Source material
---+---
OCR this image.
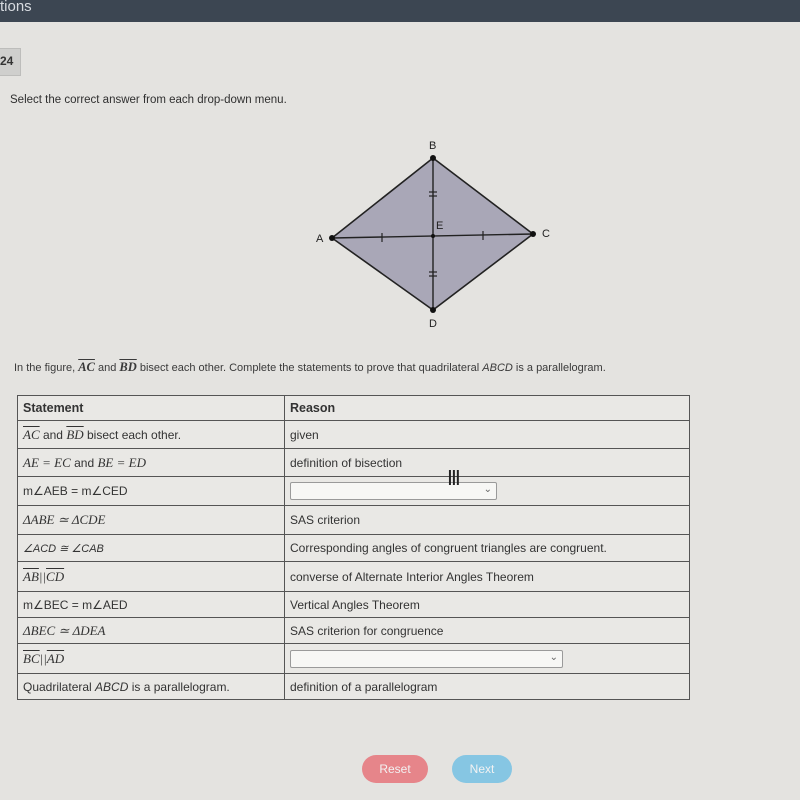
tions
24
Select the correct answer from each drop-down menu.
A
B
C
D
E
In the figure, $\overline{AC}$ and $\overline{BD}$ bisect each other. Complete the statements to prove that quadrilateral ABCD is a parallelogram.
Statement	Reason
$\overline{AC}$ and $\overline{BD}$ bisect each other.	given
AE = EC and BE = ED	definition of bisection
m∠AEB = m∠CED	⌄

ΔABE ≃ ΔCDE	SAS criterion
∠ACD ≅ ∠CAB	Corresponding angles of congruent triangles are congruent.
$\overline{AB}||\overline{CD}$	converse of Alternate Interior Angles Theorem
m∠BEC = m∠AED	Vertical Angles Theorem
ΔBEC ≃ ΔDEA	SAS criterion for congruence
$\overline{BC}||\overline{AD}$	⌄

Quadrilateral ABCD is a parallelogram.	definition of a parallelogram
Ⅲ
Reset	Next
---+---
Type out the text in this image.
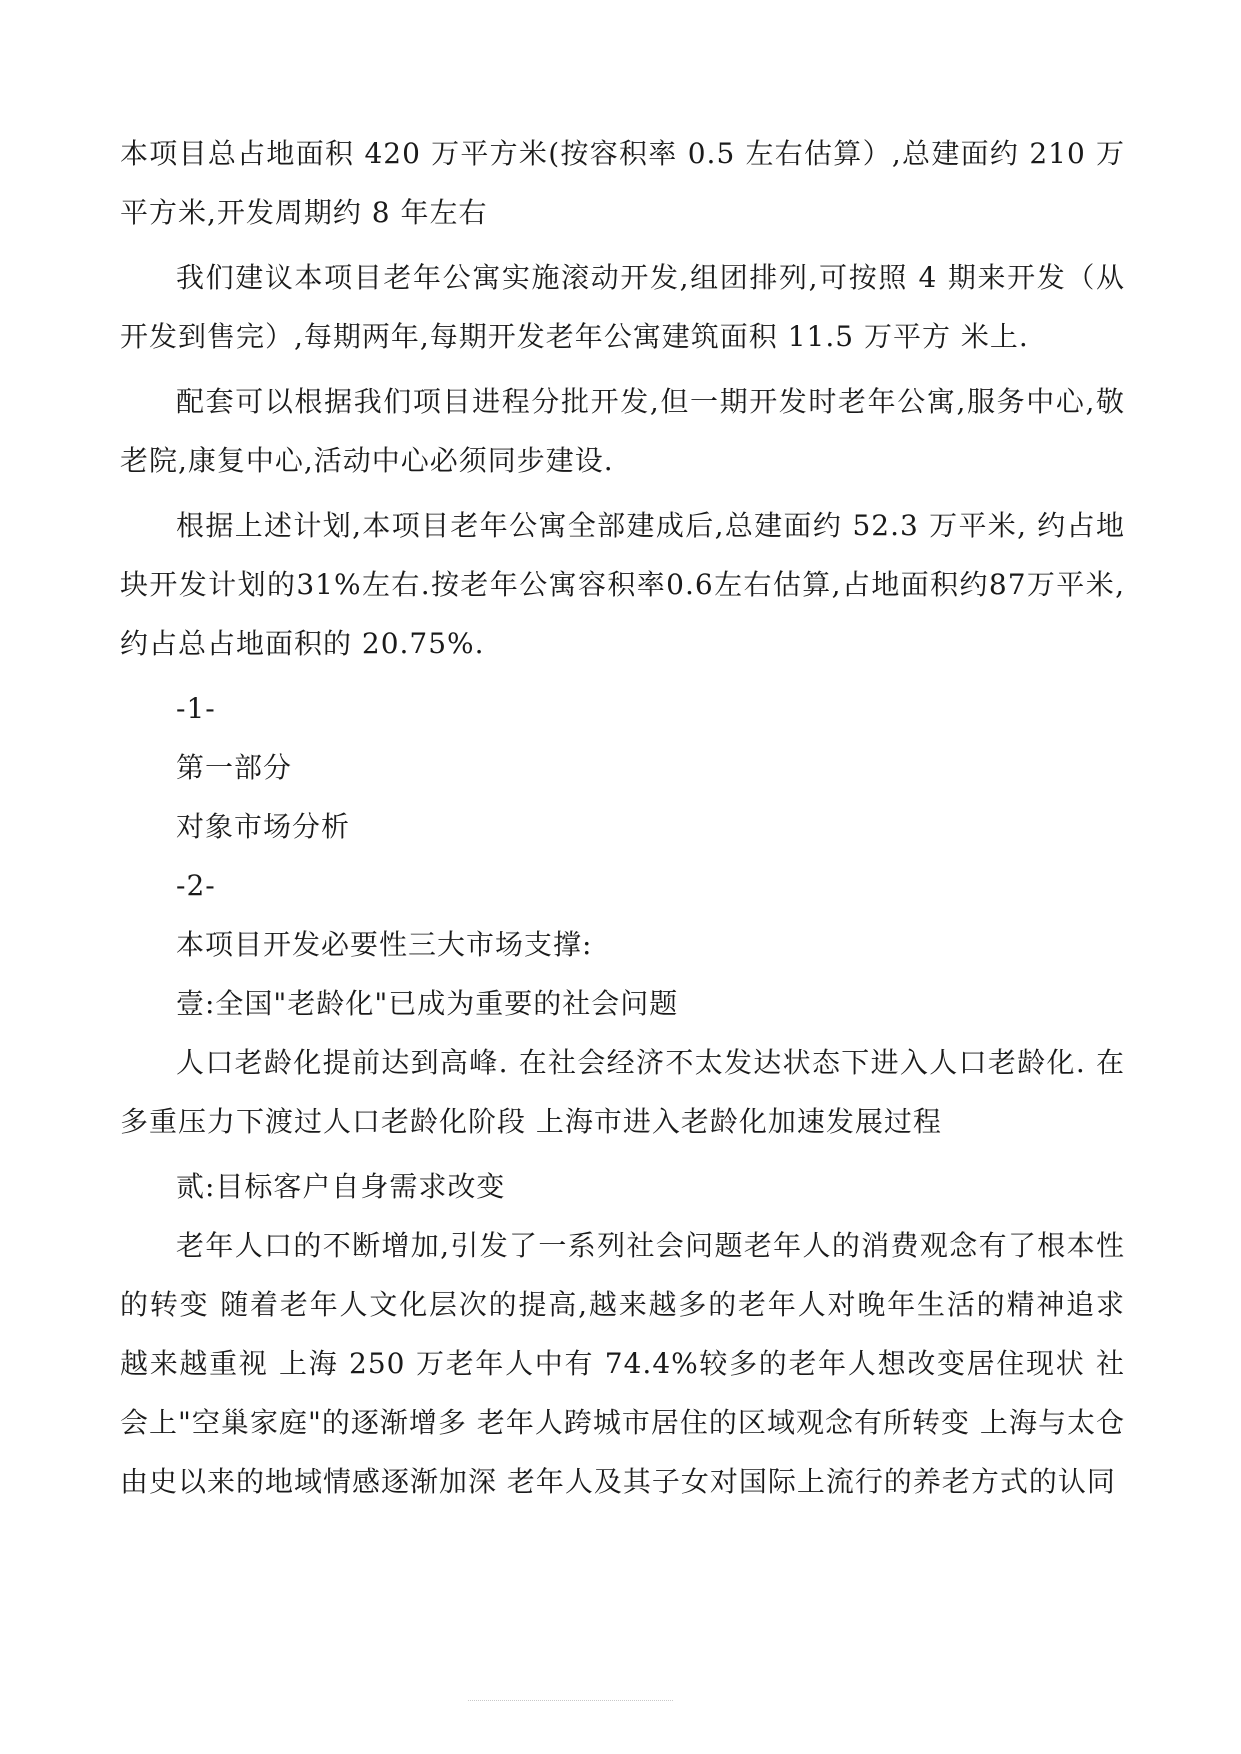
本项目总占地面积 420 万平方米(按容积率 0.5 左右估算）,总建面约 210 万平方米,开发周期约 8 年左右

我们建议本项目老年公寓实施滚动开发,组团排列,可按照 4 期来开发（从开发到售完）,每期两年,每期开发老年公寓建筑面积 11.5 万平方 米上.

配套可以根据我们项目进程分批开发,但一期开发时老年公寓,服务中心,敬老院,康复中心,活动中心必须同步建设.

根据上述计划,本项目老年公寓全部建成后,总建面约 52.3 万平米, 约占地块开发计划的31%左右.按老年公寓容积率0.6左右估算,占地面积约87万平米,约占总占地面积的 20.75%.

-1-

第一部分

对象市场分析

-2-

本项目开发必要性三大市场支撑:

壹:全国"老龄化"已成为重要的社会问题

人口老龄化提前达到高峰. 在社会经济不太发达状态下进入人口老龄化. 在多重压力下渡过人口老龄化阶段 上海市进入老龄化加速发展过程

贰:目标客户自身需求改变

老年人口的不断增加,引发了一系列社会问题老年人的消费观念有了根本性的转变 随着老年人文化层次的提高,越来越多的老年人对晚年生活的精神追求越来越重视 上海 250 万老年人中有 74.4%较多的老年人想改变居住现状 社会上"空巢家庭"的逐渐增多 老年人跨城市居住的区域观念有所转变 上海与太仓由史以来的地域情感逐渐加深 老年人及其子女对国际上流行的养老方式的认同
---+---
Short exercise
Every line in the data that holds "Theorem" should be copied out.

Exercise result
$\overline{AB}||\overline{CD}$	converse of Alternate Interior Angles Theorem
m∠BEC = m∠AED	Vertical Angles Theorem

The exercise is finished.